### TASK DIRECTIONS
Every record below should be written out exactly; pictures stay out.

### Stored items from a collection
------------

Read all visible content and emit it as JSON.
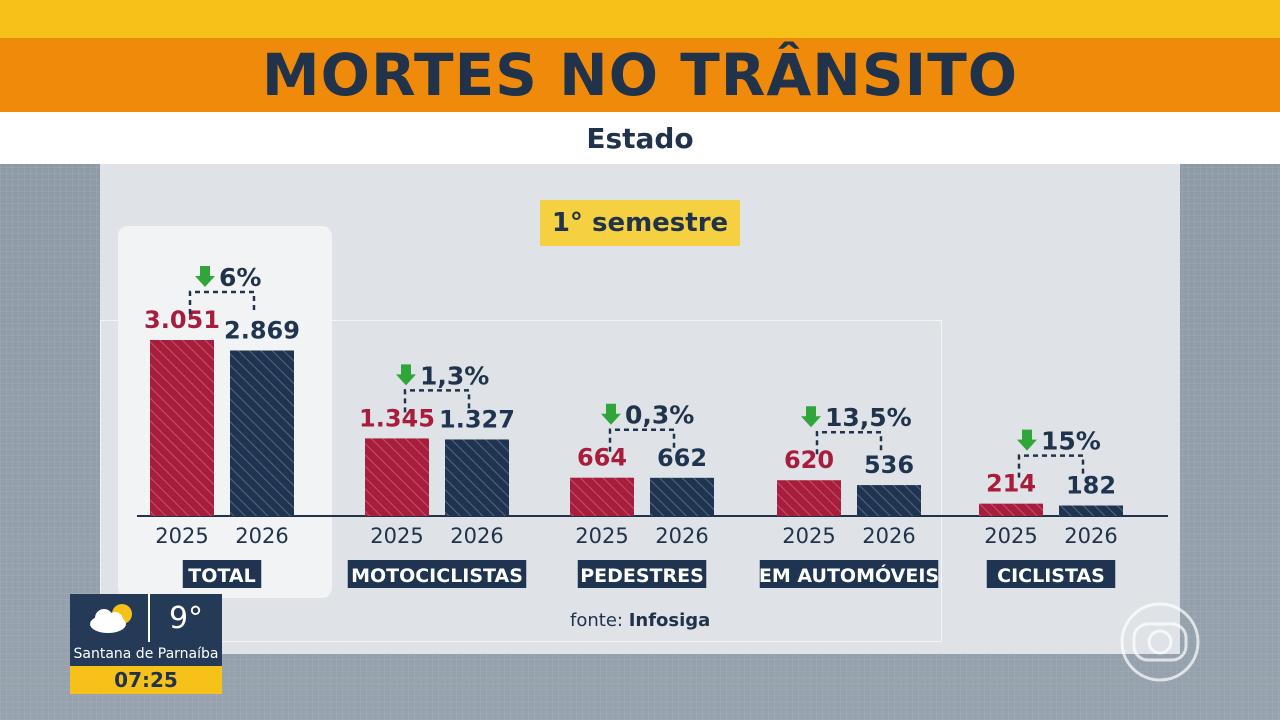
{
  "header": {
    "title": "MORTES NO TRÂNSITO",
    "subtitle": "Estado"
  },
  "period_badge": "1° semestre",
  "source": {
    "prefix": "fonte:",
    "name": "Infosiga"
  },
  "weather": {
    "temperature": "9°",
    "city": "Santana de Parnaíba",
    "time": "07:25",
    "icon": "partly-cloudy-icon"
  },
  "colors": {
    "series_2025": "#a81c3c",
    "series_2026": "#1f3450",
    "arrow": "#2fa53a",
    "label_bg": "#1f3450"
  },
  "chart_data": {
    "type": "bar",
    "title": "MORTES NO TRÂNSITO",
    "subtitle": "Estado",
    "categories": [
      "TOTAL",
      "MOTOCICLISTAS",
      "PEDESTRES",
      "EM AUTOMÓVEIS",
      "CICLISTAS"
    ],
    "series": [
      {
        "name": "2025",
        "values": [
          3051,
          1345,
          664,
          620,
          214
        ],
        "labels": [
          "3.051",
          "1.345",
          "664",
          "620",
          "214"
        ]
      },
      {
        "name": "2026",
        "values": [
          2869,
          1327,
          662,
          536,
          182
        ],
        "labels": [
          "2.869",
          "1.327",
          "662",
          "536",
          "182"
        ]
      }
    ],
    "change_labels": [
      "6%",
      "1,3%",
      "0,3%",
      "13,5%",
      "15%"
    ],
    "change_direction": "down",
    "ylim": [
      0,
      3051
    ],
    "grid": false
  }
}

------------

### COMPLETE RESPONSE
Read all visible content and emit it as JSON.
{
  "header": {
    "title": "MORTES NO TRÂNSITO",
    "subtitle": "Estado"
  },
  "period_badge": "1° semestre",
  "source": {
    "prefix": "fonte:",
    "name": "Infosiga"
  },
  "weather": {
    "temperature": "9°",
    "city": "Santana de Parnaíba",
    "time": "07:25",
    "icon": "partly-cloudy-icon"
  },
  "colors": {
    "series_2025": "#a81c3c",
    "series_2026": "#1f3450",
    "arrow": "#2fa53a",
    "label_bg": "#1f3450"
  },
  "chart_data": {
    "type": "bar",
    "title": "MORTES NO TRÂNSITO",
    "subtitle": "Estado",
    "categories": [
      "TOTAL",
      "MOTOCICLISTAS",
      "PEDESTRES",
      "EM AUTOMÓVEIS",
      "CICLISTAS"
    ],
    "series": [
      {
        "name": "2025",
        "values": [
          3051,
          1345,
          664,
          620,
          214
        ],
        "labels": [
          "3.051",
          "1.345",
          "664",
          "620",
          "214"
        ]
      },
      {
        "name": "2026",
        "values": [
          2869,
          1327,
          662,
          536,
          182
        ],
        "labels": [
          "2.869",
          "1.327",
          "662",
          "536",
          "182"
        ]
      }
    ],
    "change_labels": [
      "6%",
      "1,3%",
      "0,3%",
      "13,5%",
      "15%"
    ],
    "change_direction": "down",
    "ylim": [
      0,
      3051
    ],
    "grid": false
  }
}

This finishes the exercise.